Task. Records follow. Select each line holding "document".

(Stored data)
-------------------------
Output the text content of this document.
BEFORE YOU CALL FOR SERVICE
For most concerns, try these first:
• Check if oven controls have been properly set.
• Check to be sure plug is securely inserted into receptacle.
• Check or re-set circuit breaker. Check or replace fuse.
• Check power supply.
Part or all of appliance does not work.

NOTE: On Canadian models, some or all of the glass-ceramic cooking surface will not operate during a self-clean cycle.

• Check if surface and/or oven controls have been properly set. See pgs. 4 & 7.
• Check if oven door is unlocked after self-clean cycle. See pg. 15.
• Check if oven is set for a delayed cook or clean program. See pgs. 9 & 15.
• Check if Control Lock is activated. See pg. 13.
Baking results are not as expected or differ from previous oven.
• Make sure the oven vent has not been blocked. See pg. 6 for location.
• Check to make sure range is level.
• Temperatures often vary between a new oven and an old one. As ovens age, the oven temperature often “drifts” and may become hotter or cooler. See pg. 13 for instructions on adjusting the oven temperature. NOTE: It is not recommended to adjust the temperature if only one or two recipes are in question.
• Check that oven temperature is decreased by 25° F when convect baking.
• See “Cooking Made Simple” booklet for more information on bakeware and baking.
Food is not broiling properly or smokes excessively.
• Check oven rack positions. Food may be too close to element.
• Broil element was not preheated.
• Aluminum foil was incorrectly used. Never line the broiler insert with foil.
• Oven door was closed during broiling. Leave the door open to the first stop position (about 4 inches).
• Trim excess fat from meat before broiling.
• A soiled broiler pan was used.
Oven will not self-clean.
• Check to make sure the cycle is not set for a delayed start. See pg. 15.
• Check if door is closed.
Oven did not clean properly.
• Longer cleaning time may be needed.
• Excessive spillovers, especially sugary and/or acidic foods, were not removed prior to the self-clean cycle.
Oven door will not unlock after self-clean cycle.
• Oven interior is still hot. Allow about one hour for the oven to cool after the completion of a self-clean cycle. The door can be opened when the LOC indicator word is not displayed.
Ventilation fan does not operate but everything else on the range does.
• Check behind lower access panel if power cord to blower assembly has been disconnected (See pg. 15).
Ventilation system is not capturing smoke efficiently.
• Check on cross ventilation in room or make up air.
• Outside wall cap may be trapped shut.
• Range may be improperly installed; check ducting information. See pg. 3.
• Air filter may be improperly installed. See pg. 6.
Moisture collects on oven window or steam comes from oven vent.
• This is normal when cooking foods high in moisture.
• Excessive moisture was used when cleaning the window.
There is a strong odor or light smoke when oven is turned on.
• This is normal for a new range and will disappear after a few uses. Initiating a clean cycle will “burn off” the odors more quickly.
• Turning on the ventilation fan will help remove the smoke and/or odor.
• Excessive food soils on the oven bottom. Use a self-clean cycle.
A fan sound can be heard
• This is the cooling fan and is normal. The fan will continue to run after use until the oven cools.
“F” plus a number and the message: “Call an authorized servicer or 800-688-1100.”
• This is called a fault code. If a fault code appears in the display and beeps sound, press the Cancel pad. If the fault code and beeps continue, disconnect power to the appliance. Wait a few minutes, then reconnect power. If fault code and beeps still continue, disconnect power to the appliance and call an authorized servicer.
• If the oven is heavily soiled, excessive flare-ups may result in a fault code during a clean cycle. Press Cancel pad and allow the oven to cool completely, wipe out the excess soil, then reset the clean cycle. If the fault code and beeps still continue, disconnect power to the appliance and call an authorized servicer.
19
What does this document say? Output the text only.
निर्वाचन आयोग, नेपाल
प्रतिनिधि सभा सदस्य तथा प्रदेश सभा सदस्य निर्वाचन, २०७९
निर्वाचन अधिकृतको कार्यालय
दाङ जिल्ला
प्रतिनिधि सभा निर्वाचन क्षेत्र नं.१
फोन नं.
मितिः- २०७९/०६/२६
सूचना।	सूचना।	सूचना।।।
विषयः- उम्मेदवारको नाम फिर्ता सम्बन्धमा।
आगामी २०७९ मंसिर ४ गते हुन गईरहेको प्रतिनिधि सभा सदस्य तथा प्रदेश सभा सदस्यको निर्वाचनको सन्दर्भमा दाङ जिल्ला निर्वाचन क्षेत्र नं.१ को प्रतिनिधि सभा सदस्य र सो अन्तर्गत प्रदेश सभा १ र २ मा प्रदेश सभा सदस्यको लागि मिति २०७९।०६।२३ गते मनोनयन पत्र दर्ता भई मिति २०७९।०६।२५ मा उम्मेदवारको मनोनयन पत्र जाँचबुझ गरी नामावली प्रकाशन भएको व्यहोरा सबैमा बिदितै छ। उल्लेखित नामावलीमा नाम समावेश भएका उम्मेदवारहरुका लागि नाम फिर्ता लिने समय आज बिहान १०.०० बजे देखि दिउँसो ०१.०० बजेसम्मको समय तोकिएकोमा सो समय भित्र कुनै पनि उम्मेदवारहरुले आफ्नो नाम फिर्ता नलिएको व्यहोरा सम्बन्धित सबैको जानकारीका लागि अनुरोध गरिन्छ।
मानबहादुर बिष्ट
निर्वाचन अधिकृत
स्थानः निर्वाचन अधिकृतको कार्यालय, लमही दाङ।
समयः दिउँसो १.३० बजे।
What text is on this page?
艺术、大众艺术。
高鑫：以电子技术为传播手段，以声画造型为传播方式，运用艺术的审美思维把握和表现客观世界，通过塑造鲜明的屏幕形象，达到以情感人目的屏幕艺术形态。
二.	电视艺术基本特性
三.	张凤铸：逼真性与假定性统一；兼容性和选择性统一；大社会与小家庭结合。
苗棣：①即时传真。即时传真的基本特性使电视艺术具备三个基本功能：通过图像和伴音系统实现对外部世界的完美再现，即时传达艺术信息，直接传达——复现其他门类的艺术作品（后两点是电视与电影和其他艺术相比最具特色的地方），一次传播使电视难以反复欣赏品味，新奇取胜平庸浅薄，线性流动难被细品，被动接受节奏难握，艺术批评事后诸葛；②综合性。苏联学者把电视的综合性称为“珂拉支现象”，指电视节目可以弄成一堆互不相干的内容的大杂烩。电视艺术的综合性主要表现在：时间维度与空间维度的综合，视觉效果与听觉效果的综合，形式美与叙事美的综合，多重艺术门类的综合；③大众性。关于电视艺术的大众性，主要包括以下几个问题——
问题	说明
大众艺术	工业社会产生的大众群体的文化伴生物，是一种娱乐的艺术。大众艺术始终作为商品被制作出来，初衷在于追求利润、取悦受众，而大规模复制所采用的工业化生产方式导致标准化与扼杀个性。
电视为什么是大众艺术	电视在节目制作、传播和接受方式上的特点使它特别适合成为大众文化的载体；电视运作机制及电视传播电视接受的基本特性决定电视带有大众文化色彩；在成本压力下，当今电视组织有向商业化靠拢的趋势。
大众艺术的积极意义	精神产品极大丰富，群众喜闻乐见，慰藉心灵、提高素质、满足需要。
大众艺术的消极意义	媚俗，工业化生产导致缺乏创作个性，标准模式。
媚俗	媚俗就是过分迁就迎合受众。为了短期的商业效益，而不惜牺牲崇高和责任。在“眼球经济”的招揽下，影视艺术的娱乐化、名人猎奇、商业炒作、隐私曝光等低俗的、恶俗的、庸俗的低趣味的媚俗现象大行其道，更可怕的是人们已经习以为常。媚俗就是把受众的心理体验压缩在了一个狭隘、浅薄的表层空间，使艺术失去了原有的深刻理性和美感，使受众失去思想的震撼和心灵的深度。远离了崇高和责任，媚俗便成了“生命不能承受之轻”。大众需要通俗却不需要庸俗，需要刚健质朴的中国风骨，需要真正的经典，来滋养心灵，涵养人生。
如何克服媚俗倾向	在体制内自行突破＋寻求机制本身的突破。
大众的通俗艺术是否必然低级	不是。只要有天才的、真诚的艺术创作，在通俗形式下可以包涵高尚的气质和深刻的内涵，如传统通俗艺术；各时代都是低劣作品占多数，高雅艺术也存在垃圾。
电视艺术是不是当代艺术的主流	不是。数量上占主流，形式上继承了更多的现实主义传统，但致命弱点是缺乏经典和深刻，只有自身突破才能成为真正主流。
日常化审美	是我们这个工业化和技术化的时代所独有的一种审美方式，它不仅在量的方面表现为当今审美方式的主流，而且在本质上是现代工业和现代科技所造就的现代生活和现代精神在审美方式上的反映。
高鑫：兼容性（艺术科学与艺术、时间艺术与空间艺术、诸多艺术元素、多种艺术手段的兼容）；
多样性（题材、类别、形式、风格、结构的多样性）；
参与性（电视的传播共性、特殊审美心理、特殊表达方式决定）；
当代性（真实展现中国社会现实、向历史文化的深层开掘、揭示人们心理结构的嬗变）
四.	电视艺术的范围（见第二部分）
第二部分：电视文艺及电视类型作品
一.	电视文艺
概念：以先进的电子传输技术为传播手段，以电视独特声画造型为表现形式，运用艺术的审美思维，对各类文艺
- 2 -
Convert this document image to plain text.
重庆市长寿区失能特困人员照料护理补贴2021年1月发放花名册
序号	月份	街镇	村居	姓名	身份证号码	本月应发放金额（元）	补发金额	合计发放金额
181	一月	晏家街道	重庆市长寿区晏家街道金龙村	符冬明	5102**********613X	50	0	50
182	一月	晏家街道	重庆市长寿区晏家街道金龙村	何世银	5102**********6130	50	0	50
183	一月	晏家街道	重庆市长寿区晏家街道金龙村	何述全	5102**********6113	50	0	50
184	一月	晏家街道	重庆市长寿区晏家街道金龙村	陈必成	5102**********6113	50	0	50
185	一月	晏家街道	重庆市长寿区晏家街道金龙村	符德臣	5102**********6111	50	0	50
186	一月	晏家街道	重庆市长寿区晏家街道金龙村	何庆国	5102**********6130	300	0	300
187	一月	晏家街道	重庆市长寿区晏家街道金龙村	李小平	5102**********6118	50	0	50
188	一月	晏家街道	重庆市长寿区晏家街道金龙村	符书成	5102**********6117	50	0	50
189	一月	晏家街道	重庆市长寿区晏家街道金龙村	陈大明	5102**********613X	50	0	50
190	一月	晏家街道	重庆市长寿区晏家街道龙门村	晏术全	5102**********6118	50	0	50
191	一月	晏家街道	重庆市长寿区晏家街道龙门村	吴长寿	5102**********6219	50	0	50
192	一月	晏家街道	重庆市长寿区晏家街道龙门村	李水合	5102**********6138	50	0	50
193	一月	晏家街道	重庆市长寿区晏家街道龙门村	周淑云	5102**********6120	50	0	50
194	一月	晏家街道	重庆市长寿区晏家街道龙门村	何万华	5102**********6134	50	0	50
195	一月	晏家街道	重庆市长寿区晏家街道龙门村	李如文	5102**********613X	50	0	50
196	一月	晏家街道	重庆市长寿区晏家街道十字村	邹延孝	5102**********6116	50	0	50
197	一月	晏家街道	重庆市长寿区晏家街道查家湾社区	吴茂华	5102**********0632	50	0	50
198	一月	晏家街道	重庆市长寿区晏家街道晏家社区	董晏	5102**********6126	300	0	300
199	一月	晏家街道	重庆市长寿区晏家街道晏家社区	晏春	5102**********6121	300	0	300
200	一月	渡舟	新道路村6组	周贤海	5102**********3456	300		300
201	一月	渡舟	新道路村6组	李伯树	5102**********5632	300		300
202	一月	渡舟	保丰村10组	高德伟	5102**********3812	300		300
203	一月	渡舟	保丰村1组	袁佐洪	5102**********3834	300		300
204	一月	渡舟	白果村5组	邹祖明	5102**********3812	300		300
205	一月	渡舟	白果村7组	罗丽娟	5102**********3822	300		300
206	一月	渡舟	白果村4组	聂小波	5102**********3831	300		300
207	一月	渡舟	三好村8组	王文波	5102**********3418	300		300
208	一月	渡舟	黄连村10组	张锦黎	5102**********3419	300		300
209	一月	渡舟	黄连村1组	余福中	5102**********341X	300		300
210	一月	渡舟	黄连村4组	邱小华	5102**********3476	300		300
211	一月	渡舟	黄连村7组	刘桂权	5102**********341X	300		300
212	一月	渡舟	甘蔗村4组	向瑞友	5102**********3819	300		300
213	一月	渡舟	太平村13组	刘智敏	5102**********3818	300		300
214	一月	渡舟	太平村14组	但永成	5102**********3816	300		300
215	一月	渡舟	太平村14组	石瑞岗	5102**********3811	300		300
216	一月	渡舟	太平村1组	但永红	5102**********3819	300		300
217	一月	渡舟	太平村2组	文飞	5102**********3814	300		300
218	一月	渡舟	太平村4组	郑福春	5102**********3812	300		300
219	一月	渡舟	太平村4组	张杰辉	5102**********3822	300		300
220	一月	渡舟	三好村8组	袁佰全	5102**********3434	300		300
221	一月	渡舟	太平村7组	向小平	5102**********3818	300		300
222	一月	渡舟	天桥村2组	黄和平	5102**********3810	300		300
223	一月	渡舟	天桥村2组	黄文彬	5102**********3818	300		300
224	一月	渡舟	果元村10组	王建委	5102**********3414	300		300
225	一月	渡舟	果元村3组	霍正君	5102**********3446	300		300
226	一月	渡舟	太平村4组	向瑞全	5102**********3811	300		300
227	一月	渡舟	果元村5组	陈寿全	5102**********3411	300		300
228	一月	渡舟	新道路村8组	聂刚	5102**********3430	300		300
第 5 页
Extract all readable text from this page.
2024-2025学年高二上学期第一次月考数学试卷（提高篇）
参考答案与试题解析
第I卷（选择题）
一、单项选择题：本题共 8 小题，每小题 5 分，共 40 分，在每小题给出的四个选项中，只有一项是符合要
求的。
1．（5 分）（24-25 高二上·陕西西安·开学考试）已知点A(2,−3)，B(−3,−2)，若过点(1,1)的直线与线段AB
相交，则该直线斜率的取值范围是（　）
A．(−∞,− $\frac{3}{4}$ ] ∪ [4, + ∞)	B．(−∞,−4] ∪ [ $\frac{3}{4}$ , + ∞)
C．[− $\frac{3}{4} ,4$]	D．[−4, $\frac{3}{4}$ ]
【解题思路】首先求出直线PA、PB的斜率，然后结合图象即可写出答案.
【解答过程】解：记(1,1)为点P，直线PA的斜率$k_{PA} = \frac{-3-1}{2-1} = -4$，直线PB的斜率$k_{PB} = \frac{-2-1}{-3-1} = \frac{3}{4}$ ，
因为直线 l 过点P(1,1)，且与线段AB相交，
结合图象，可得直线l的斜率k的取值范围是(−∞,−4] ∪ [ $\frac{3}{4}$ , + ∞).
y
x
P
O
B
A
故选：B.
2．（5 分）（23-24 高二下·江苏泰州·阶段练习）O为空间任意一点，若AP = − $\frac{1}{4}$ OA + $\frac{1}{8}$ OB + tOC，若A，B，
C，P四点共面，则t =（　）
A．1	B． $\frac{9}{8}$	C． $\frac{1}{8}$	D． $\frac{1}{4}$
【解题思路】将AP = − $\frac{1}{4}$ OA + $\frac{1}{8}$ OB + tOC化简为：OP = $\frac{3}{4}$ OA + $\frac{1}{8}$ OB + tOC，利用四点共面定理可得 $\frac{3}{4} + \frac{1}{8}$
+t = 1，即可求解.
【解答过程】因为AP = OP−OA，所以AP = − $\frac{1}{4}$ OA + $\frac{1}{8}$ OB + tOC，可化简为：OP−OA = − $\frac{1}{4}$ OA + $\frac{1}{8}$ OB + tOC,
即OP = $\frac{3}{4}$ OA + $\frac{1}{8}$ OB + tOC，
-------------------------
Solution to the exercise.
Output the text content of this document.
What does this document say? Output the text only.
Convert this document image to plain text.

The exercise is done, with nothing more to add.